Stored data

- - -

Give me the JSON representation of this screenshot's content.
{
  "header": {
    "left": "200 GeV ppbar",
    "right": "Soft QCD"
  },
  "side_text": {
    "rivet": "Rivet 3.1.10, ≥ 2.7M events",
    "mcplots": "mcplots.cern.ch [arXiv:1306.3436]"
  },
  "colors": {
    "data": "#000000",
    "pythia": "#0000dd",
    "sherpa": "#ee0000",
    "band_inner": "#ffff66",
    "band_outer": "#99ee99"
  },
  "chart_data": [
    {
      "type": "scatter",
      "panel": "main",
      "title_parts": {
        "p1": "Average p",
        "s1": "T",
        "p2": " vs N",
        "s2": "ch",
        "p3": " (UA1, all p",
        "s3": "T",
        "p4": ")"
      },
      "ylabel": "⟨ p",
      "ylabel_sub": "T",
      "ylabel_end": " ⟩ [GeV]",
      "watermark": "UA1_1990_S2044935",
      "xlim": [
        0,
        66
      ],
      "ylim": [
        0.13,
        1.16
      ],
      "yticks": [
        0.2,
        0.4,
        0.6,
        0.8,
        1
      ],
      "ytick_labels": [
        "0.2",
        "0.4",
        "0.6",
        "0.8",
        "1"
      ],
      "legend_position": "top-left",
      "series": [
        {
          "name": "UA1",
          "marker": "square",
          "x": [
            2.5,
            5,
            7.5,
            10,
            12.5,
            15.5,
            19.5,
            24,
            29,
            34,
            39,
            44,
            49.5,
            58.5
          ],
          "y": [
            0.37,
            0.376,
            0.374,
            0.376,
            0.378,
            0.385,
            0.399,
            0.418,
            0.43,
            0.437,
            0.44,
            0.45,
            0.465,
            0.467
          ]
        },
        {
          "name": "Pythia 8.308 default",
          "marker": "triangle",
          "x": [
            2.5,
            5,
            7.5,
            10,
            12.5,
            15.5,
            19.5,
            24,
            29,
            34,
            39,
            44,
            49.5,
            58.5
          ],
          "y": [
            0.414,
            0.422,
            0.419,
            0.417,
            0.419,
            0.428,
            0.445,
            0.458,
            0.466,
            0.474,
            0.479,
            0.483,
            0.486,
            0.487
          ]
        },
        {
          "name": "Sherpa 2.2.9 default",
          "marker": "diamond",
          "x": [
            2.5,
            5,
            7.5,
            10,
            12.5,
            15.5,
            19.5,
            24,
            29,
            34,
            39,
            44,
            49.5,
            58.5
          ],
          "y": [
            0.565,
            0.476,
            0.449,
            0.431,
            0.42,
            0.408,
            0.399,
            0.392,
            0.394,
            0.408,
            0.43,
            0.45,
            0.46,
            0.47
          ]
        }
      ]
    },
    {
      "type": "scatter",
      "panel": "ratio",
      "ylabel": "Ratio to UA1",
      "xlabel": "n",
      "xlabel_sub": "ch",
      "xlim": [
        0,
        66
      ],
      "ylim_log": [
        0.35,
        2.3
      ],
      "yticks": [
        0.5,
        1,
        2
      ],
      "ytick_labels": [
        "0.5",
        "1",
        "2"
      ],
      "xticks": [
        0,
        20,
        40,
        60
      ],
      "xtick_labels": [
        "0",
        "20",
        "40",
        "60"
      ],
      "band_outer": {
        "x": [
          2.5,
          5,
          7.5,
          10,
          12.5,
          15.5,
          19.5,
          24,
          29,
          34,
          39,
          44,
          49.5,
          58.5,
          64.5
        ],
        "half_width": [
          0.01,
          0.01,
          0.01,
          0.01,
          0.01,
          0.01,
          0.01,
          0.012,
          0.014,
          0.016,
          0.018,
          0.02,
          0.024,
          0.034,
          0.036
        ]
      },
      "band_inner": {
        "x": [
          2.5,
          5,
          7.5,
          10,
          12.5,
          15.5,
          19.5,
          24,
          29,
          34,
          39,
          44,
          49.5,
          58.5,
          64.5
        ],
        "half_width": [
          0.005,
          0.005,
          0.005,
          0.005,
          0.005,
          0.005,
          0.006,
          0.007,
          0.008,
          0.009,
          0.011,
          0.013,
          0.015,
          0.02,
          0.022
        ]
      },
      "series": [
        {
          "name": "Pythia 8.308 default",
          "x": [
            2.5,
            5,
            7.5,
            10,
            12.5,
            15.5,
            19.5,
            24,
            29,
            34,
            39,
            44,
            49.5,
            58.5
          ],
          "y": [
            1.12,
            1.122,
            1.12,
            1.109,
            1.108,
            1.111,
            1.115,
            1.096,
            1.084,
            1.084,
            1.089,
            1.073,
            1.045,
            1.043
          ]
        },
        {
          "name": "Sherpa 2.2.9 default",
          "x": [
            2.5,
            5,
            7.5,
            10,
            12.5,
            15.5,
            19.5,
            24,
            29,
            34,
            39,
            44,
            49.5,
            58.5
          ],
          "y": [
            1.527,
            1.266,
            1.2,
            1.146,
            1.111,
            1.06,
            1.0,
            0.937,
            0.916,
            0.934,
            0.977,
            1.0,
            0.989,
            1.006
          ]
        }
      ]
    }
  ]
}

- - -

Written request
Extract the whole listing, character for character.

Full output
Give me the JSON representation of this screenshot's content.
{
  "header": {
    "left": "200 GeV ppbar",
    "right": "Soft QCD"
  },
  "side_text": {
    "rivet": "Rivet 3.1.10, ≥ 2.7M events",
    "mcplots": "mcplots.cern.ch [arXiv:1306.3436]"
  },
  "colors": {
    "data": "#000000",
    "pythia": "#0000dd",
    "sherpa": "#ee0000",
    "band_inner": "#ffff66",
    "band_outer": "#99ee99"
  },
  "chart_data": [
    {
      "type": "scatter",
      "panel": "main",
      "title_parts": {
        "p1": "Average p",
        "s1": "T",
        "p2": " vs N",
        "s2": "ch",
        "p3": " (UA1, all p",
        "s3": "T",
        "p4": ")"
      },
      "ylabel": "⟨ p",
      "ylabel_sub": "T",
      "ylabel_end": " ⟩ [GeV]",
      "watermark": "UA1_1990_S2044935",
      "xlim": [
        0,
        66
      ],
      "ylim": [
        0.13,
        1.16
      ],
      "yticks": [
        0.2,
        0.4,
        0.6,
        0.8,
        1
      ],
      "ytick_labels": [
        "0.2",
        "0.4",
        "0.6",
        "0.8",
        "1"
      ],
      "legend_position": "top-left",
      "series": [
        {
          "name": "UA1",
          "marker": "square",
          "x": [
            2.5,
            5,
            7.5,
            10,
            12.5,
            15.5,
            19.5,
            24,
            29,
            34,
            39,
            44,
            49.5,
            58.5
          ],
          "y": [
            0.37,
            0.376,
            0.374,
            0.376,
            0.378,
            0.385,
            0.399,
            0.418,
            0.43,
            0.437,
            0.44,
            0.45,
            0.465,
            0.467
          ]
        },
        {
          "name": "Pythia 8.308 default",
          "marker": "triangle",
          "x": [
            2.5,
            5,
            7.5,
            10,
            12.5,
            15.5,
            19.5,
            24,
            29,
            34,
            39,
            44,
            49.5,
            58.5
          ],
          "y": [
            0.414,
            0.422,
            0.419,
            0.417,
            0.419,
            0.428,
            0.445,
            0.458,
            0.466,
            0.474,
            0.479,
            0.483,
            0.486,
            0.487
          ]
        },
        {
          "name": "Sherpa 2.2.9 default",
          "marker": "diamond",
          "x": [
            2.5,
            5,
            7.5,
            10,
            12.5,
            15.5,
            19.5,
            24,
            29,
            34,
            39,
            44,
            49.5,
            58.5
          ],
          "y": [
            0.565,
            0.476,
            0.449,
            0.431,
            0.42,
            0.408,
            0.399,
            0.392,
            0.394,
            0.408,
            0.43,
            0.45,
            0.46,
            0.47
          ]
        }
      ]
    },
    {
      "type": "scatter",
      "panel": "ratio",
      "ylabel": "Ratio to UA1",
      "xlabel": "n",
      "xlabel_sub": "ch",
      "xlim": [
        0,
        66
      ],
      "ylim_log": [
        0.35,
        2.3
      ],
      "yticks": [
        0.5,
        1,
        2
      ],
      "ytick_labels": [
        "0.5",
        "1",
        "2"
      ],
      "xticks": [
        0,
        20,
        40,
        60
      ],
      "xtick_labels": [
        "0",
        "20",
        "40",
        "60"
      ],
      "band_outer": {
        "x": [
          2.5,
          5,
          7.5,
          10,
          12.5,
          15.5,
          19.5,
          24,
          29,
          34,
          39,
          44,
          49.5,
          58.5,
          64.5
        ],
        "half_width": [
          0.01,
          0.01,
          0.01,
          0.01,
          0.01,
          0.01,
          0.01,
          0.012,
          0.014,
          0.016,
          0.018,
          0.02,
          0.024,
          0.034,
          0.036
        ]
      },
      "band_inner": {
        "x": [
          2.5,
          5,
          7.5,
          10,
          12.5,
          15.5,
          19.5,
          24,
          29,
          34,
          39,
          44,
          49.5,
          58.5,
          64.5
        ],
        "half_width": [
          0.005,
          0.005,
          0.005,
          0.005,
          0.005,
          0.005,
          0.006,
          0.007,
          0.008,
          0.009,
          0.011,
          0.013,
          0.015,
          0.02,
          0.022
        ]
      },
      "series": [
        {
          "name": "Pythia 8.308 default",
          "x": [
            2.5,
            5,
            7.5,
            10,
            12.5,
            15.5,
            19.5,
            24,
            29,
            34,
            39,
            44,
            49.5,
            58.5
          ],
          "y": [
            1.12,
            1.122,
            1.12,
            1.109,
            1.108,
            1.111,
            1.115,
            1.096,
            1.084,
            1.084,
            1.089,
            1.073,
            1.045,
            1.043
          ]
        },
        {
          "name": "Sherpa 2.2.9 default",
          "x": [
            2.5,
            5,
            7.5,
            10,
            12.5,
            15.5,
            19.5,
            24,
            29,
            34,
            39,
            44,
            49.5,
            58.5
          ],
          "y": [
            1.527,
            1.266,
            1.2,
            1.146,
            1.111,
            1.06,
            1.0,
            0.937,
            0.916,
            0.934,
            0.977,
            1.0,
            0.989,
            1.006
          ]
        }
      ]
    }
  ]
}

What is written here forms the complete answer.